### OBJECTIVE
Write every record out again exactly, and keep images out of it.

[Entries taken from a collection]
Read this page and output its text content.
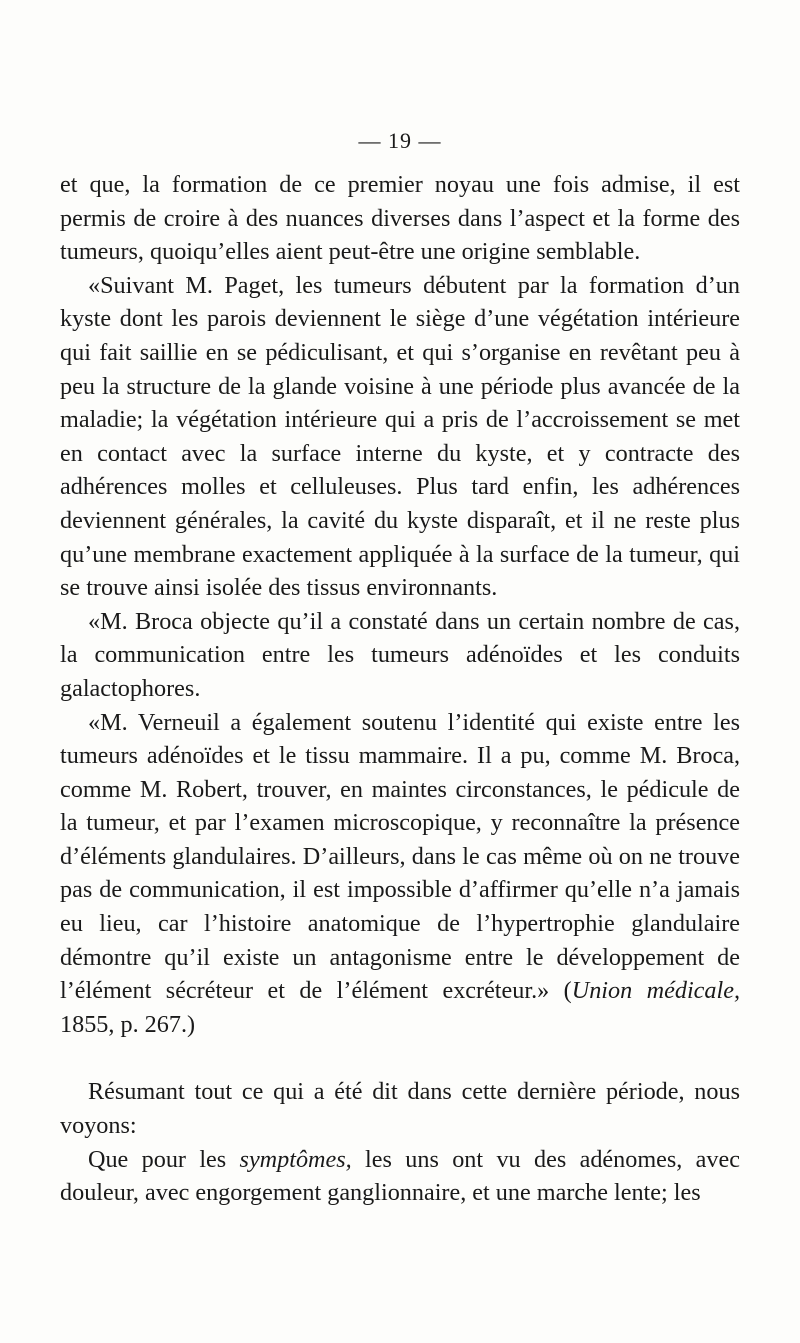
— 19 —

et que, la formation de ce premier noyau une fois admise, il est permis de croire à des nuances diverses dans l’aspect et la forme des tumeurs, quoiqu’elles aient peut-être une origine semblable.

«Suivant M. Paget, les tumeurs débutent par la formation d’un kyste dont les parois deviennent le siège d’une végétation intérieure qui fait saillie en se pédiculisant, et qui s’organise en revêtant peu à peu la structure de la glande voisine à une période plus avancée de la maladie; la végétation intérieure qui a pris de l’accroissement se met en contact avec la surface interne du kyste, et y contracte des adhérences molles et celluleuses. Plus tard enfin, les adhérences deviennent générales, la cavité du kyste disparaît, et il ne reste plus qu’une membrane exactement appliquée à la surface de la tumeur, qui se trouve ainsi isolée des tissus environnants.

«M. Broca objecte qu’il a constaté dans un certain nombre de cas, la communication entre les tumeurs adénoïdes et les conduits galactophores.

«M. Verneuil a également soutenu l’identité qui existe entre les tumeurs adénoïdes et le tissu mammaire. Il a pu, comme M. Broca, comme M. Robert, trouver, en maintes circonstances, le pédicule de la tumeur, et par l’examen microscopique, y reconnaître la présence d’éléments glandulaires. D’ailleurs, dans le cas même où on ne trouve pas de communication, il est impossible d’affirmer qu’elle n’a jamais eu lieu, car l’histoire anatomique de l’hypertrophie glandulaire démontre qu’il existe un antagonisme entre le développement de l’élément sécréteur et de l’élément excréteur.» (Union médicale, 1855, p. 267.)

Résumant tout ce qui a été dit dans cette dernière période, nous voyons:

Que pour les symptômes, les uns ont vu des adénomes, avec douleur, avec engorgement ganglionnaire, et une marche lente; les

### EXERCISE ANSWER
Read this page and output its text content.
— 19 —

et que, la formation de ce premier noyau une fois admise, il est permis de croire à des nuances diverses dans l’aspect et la forme des tumeurs, quoiqu’elles aient peut-être une origine semblable.

«Suivant M. Paget, les tumeurs débutent par la formation d’un kyste dont les parois deviennent le siège d’une végétation intérieure qui fait saillie en se pédiculisant, et qui s’organise en revêtant peu à peu la structure de la glande voisine à une période plus avancée de la maladie; la végétation intérieure qui a pris de l’accroissement se met en contact avec la surface interne du kyste, et y contracte des adhérences molles et celluleuses. Plus tard enfin, les adhérences deviennent générales, la cavité du kyste disparaît, et il ne reste plus qu’une membrane exactement appliquée à la surface de la tumeur, qui se trouve ainsi isolée des tissus environnants.

«M. Broca objecte qu’il a constaté dans un certain nombre de cas, la communication entre les tumeurs adénoïdes et les conduits galactophores.

«M. Verneuil a également soutenu l’identité qui existe entre les tumeurs adénoïdes et le tissu mammaire. Il a pu, comme M. Broca, comme M. Robert, trouver, en maintes circonstances, le pédicule de la tumeur, et par l’examen microscopique, y reconnaître la présence d’éléments glandulaires. D’ailleurs, dans le cas même où on ne trouve pas de communication, il est impossible d’affirmer qu’elle n’a jamais eu lieu, car l’histoire anatomique de l’hypertrophie glandulaire démontre qu’il existe un antagonisme entre le développement de l’élément sécréteur et de l’élément excréteur.» (Union médicale, 1855, p. 267.)

Résumant tout ce qui a été dit dans cette dernière période, nous voyons:

Que pour les symptômes, les uns ont vu des adénomes, avec douleur, avec engorgement ganglionnaire, et une marche lente; les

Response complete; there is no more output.